RECORDS FOR THE EXERCISE:
(begin)

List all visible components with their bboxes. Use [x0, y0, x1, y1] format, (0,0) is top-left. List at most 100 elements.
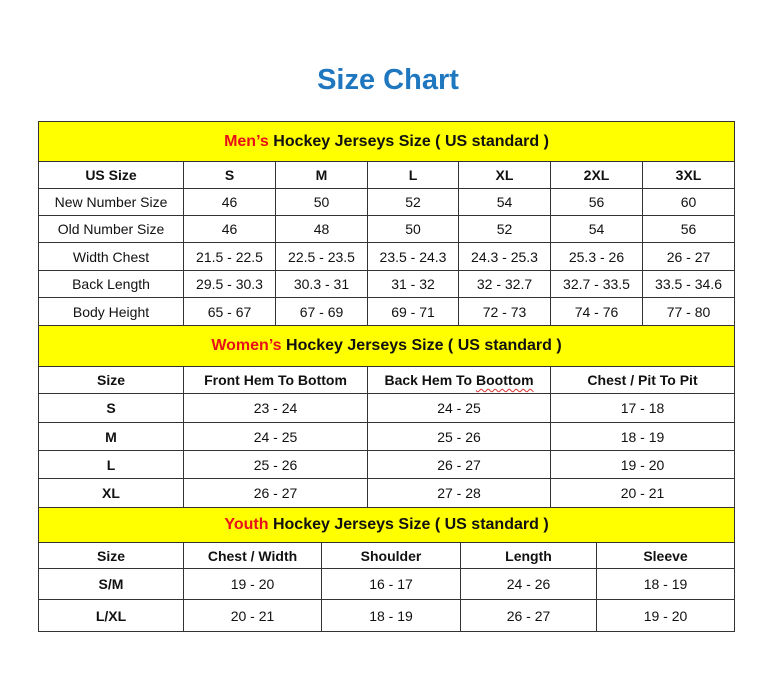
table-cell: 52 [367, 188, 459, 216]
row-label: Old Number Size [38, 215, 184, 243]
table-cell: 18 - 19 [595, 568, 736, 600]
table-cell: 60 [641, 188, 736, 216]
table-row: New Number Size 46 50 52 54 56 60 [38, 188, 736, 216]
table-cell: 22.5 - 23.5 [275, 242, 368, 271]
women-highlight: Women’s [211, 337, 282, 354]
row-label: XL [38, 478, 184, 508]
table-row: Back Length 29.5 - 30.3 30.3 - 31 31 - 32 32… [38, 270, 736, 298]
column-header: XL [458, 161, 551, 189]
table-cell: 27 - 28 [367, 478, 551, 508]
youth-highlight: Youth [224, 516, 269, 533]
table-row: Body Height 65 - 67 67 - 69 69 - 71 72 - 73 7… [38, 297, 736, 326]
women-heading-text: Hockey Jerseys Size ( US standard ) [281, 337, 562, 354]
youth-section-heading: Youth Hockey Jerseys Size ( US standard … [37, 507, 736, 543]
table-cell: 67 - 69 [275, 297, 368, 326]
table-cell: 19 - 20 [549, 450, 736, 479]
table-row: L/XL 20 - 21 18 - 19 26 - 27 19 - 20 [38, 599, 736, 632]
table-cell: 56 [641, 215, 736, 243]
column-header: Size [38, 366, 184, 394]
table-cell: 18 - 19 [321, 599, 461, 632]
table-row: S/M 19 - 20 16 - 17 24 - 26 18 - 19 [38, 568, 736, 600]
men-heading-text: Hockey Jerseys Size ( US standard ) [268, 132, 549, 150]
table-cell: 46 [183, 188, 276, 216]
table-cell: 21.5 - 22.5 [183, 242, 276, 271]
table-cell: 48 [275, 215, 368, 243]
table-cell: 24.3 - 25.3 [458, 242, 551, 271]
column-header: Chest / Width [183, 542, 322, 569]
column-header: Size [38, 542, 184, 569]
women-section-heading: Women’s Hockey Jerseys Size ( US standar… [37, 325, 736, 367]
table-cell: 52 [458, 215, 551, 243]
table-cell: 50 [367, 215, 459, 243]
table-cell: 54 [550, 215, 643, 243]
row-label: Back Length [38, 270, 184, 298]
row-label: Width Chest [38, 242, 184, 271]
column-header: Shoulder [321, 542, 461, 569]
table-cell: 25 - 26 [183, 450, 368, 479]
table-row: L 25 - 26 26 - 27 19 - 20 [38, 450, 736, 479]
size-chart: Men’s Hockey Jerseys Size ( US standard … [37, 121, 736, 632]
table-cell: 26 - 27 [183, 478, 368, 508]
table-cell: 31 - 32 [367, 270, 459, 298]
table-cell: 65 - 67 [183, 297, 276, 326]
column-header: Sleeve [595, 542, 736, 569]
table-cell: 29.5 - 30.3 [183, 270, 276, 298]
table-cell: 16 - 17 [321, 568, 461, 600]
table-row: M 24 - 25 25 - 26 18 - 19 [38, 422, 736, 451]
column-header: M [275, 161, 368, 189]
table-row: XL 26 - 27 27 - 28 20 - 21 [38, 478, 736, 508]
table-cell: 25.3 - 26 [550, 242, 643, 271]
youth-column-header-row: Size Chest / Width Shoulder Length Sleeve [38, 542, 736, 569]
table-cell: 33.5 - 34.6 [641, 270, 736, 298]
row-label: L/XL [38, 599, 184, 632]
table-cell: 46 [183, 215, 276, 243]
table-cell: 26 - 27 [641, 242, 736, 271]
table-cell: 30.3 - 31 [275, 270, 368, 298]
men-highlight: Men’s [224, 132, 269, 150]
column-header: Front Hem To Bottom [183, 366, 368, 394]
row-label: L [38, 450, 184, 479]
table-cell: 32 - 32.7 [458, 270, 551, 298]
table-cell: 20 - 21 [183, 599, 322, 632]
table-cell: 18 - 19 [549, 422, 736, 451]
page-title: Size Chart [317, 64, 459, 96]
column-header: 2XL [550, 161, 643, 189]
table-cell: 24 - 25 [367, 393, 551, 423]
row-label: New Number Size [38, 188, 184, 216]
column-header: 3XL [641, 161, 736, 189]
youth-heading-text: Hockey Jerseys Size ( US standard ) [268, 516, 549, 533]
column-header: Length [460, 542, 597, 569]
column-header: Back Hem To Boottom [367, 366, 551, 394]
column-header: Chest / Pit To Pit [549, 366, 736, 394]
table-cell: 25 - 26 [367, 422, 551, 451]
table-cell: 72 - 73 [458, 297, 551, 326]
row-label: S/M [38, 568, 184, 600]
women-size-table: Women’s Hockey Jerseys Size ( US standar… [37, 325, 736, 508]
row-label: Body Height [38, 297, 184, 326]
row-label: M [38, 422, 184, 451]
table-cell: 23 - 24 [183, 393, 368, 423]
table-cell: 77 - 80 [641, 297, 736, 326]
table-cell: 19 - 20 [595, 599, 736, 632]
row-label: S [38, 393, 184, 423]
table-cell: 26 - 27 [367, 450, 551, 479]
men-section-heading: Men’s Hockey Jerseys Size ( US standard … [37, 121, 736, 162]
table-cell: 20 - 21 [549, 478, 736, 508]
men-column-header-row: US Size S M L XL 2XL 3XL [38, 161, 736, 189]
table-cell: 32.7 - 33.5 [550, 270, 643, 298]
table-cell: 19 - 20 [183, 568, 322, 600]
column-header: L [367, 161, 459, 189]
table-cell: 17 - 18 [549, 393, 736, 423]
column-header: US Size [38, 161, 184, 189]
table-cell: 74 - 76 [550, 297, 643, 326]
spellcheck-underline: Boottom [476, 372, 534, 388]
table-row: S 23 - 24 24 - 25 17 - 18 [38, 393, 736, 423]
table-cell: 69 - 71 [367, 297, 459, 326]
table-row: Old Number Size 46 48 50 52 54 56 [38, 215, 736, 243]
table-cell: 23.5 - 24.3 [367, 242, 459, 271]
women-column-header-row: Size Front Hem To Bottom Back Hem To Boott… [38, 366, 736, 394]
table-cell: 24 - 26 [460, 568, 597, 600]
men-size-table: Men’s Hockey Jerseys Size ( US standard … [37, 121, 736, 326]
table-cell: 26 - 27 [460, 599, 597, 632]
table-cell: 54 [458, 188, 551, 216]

(end)
(begin)

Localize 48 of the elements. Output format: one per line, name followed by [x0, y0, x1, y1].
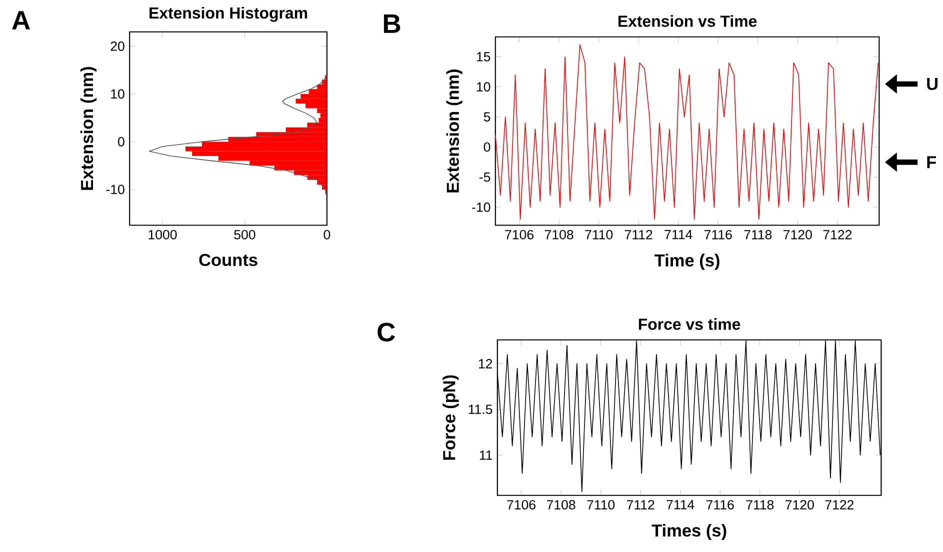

(end)
(begin)

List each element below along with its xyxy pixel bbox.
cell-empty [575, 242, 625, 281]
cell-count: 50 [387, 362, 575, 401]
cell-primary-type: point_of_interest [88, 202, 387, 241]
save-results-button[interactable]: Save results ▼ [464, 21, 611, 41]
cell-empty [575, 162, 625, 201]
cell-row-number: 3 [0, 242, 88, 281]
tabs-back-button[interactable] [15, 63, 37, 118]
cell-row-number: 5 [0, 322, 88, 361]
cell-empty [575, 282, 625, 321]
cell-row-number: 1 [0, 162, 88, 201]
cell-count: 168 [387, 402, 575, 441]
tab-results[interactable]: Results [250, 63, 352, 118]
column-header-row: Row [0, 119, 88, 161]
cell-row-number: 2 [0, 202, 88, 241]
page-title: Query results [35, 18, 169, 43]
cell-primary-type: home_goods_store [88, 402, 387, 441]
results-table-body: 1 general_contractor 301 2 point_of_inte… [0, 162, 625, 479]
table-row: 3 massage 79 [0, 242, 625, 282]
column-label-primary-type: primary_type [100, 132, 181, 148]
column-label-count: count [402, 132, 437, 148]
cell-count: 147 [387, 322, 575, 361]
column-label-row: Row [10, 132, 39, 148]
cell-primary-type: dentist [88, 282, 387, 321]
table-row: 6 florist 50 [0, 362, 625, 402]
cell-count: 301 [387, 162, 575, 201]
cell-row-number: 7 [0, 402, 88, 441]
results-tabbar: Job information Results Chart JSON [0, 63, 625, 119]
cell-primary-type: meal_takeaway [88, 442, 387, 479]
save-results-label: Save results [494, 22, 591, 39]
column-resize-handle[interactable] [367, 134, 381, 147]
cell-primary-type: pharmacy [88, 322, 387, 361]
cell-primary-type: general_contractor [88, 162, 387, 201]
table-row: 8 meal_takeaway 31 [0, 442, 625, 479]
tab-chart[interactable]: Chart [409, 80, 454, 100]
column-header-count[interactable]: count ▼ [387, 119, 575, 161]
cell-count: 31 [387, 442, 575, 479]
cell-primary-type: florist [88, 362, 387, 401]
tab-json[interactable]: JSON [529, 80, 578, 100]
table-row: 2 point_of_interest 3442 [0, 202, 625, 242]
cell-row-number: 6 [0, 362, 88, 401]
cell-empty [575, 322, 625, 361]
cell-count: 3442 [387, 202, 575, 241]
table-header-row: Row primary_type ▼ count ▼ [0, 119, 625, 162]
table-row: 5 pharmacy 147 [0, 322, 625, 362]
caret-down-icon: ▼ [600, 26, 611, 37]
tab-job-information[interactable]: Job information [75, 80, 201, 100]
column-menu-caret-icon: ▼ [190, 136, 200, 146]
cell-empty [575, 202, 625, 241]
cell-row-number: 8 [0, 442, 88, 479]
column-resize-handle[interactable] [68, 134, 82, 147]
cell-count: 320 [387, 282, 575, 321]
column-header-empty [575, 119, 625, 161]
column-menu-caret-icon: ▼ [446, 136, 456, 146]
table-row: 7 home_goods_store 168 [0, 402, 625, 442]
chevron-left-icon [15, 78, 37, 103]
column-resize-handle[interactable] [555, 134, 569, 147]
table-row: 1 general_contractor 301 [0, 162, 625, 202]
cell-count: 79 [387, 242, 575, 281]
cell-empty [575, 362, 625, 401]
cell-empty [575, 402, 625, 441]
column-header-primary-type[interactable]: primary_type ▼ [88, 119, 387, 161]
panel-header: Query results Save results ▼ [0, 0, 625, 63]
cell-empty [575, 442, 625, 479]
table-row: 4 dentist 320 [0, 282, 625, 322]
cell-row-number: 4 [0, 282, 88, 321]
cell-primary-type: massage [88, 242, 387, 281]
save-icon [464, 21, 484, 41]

(end)

REQUIREMENTS: Return the rows verbatim, starting at the line that contains "List all visible" and ending at the line that contains "women-heading-text: Hockey Jerseys", with both of those lines included. Leave the pictures out of your answer.

SOLUTION FOR THIS EXERCISE:
List all visible components with their bboxes. Use [x0, y0, x1, y1] format, (0,0) is top-left. List at most 100 elements.
table-cell: 52 [367, 188, 459, 216]
row-label: Old Number Size [38, 215, 184, 243]
table-cell: 18 - 19 [595, 568, 736, 600]
table-cell: 60 [641, 188, 736, 216]
table-row: New Number Size 46 50 52 54 56 60 [38, 188, 736, 216]
table-cell: 22.5 - 23.5 [275, 242, 368, 271]
women-highlight: Women’s [211, 337, 282, 354]
row-label: XL [38, 478, 184, 508]
table-row: Back Length 29.5 - 30.3 30.3 - 31 31 - 32 32… [38, 270, 736, 298]
column-header: XL [458, 161, 551, 189]
table-cell: 27 - 28 [367, 478, 551, 508]
youth-highlight: Youth [224, 516, 269, 533]
table-row: Body Height 65 - 67 67 - 69 69 - 71 72 - 73 7… [38, 297, 736, 326]
women-heading-text: Hockey Jerseys Size ( US standard ) [281, 337, 562, 354]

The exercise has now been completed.